- REQUIRED TASK -
Check each line of the data for "Sondre" and select those that have it.

--- start of PROVIDED DATA ---

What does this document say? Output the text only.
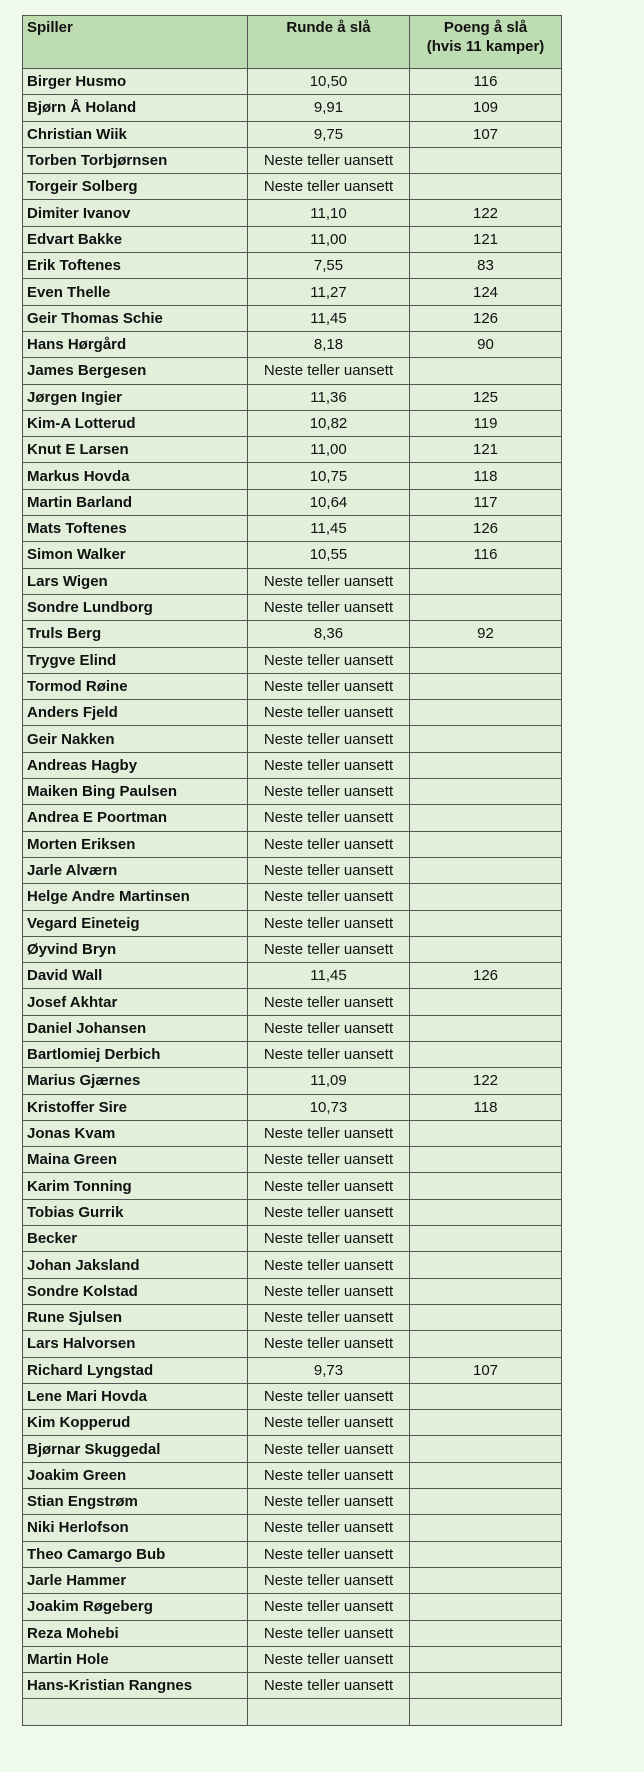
Spiller	Runde å slå	Poeng å slå
(hvis 11 kamper)
Birger Husmo	10,50	116
Bjørn Å Holand	9,91	109
Christian Wiik	9,75	107
Torben Torbjørnsen	Neste teller uansett	
Torgeir Solberg	Neste teller uansett	
Dimiter Ivanov	11,10	122
Edvart Bakke	11,00	121
Erik Toftenes	7,55	83
Even Thelle	11,27	124
Geir Thomas Schie	11,45	126
Hans Hørgård	8,18	90
James Bergesen	Neste teller uansett	
Jørgen Ingier	11,36	125
Kim-A Lotterud	10,82	119
Knut E Larsen	11,00	121
Markus Hovda	10,75	118
Martin Barland	10,64	117
Mats Toftenes	11,45	126
Simon Walker	10,55	116
Lars Wigen	Neste teller uansett	
Sondre Lundborg	Neste teller uansett	
Truls Berg	8,36	92
Trygve Elind	Neste teller uansett	
Tormod Røine	Neste teller uansett	
Anders Fjeld	Neste teller uansett	
Geir Nakken	Neste teller uansett	
Andreas Hagby	Neste teller uansett	
Maiken Bing Paulsen	Neste teller uansett	
Andrea E Poortman	Neste teller uansett	
Morten Eriksen	Neste teller uansett	
Jarle Alværn	Neste teller uansett	
Helge Andre Martinsen	Neste teller uansett	
Vegard Eineteig	Neste teller uansett	
Øyvind Bryn	Neste teller uansett	
David Wall	11,45	126
Josef Akhtar	Neste teller uansett	
Daniel Johansen	Neste teller uansett	
Bartlomiej Derbich	Neste teller uansett	
Marius Gjærnes	11,09	122
Kristoffer Sire	10,73	118
Jonas Kvam	Neste teller uansett	
Maina Green	Neste teller uansett	
Karim Tonning	Neste teller uansett	
Tobias Gurrik	Neste teller uansett	
Becker	Neste teller uansett	
Johan Jaksland	Neste teller uansett	
Sondre Kolstad	Neste teller uansett	
Rune Sjulsen	Neste teller uansett	
Lars Halvorsen	Neste teller uansett	
Richard Lyngstad	9,73	107
Lene Mari Hovda	Neste teller uansett	
Kim Kopperud	Neste teller uansett	
Bjørnar Skuggedal	Neste teller uansett	
Joakim Green	Neste teller uansett	
Stian Engstrøm	Neste teller uansett	
Niki Herlofson	Neste teller uansett	
Theo Camargo Bub	Neste teller uansett	
Jarle Hammer	Neste teller uansett	
Joakim Røgeberg	Neste teller uansett	
Reza Mohebi	Neste teller uansett	
Martin Hole	Neste teller uansett	
Hans-Kristian Rangnes	Neste teller uansett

--- end of PROVIDED DATA ---

- WORKED ANSWER -
Sondre Lundborg	Neste teller uansett	
Sondre Kolstad	Neste teller uansett	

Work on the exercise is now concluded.